**Information supplied**

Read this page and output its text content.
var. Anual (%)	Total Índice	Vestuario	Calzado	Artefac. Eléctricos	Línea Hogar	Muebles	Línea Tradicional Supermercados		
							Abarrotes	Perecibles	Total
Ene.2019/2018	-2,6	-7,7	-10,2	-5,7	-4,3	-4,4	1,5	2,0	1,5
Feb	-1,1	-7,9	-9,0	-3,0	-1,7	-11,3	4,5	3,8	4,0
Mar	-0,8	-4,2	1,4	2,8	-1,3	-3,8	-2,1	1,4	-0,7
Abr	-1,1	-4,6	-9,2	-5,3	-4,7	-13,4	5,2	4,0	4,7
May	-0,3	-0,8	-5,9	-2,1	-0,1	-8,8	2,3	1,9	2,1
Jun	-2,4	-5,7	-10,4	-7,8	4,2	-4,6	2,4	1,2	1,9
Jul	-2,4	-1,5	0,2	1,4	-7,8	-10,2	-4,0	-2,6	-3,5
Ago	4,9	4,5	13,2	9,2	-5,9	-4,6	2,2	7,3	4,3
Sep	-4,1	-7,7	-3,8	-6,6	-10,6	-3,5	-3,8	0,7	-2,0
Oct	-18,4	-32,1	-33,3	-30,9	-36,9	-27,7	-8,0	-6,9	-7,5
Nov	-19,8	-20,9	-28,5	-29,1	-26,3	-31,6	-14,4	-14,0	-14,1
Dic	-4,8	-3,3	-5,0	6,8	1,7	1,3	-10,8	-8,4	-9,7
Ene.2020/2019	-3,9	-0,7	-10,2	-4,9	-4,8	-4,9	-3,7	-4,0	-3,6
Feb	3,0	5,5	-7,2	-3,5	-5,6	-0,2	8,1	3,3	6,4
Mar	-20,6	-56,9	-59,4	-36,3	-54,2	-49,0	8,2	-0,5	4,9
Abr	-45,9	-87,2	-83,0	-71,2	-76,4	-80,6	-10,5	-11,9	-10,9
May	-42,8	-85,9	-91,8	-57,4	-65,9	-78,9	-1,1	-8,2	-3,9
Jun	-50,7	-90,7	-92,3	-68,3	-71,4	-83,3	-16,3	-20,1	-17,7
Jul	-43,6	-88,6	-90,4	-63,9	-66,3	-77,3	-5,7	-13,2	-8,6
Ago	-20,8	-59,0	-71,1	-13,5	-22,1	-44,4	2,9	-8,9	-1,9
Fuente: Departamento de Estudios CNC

**Directive**
Copy each line of the data exactly, leaving nothing out.

**Solution for this task**
Read this page and output its text content.
var. Anual (%)	Total Índice	Vestuario	Calzado	Artefac. Eléctricos	Línea Hogar	Muebles	Línea Tradicional Supermercados		
							Abarrotes	Perecibles	Total
Ene.2019/2018	-2,6	-7,7	-10,2	-5,7	-4,3	-4,4	1,5	2,0	1,5
Feb	-1,1	-7,9	-9,0	-3,0	-1,7	-11,3	4,5	3,8	4,0
Mar	-0,8	-4,2	1,4	2,8	-1,3	-3,8	-2,1	1,4	-0,7
Abr	-1,1	-4,6	-9,2	-5,3	-4,7	-13,4	5,2	4,0	4,7
May	-0,3	-0,8	-5,9	-2,1	-0,1	-8,8	2,3	1,9	2,1
Jun	-2,4	-5,7	-10,4	-7,8	4,2	-4,6	2,4	1,2	1,9
Jul	-2,4	-1,5	0,2	1,4	-7,8	-10,2	-4,0	-2,6	-3,5
Ago	4,9	4,5	13,2	9,2	-5,9	-4,6	2,2	7,3	4,3
Sep	-4,1	-7,7	-3,8	-6,6	-10,6	-3,5	-3,8	0,7	-2,0
Oct	-18,4	-32,1	-33,3	-30,9	-36,9	-27,7	-8,0	-6,9	-7,5
Nov	-19,8	-20,9	-28,5	-29,1	-26,3	-31,6	-14,4	-14,0	-14,1
Dic	-4,8	-3,3	-5,0	6,8	1,7	1,3	-10,8	-8,4	-9,7
Ene.2020/2019	-3,9	-0,7	-10,2	-4,9	-4,8	-4,9	-3,7	-4,0	-3,6
Feb	3,0	5,5	-7,2	-3,5	-5,6	-0,2	8,1	3,3	6,4
Mar	-20,6	-56,9	-59,4	-36,3	-54,2	-49,0	8,2	-0,5	4,9
Abr	-45,9	-87,2	-83,0	-71,2	-76,4	-80,6	-10,5	-11,9	-10,9
May	-42,8	-85,9	-91,8	-57,4	-65,9	-78,9	-1,1	-8,2	-3,9
Jun	-50,7	-90,7	-92,3	-68,3	-71,4	-83,3	-16,3	-20,1	-17,7
Jul	-43,6	-88,6	-90,4	-63,9	-66,3	-77,3	-5,7	-13,2	-8,6
Ago	-20,8	-59,0	-71,1	-13,5	-22,1	-44,4	2,9	-8,9	-1,9
Fuente: Departamento de Estudios CNC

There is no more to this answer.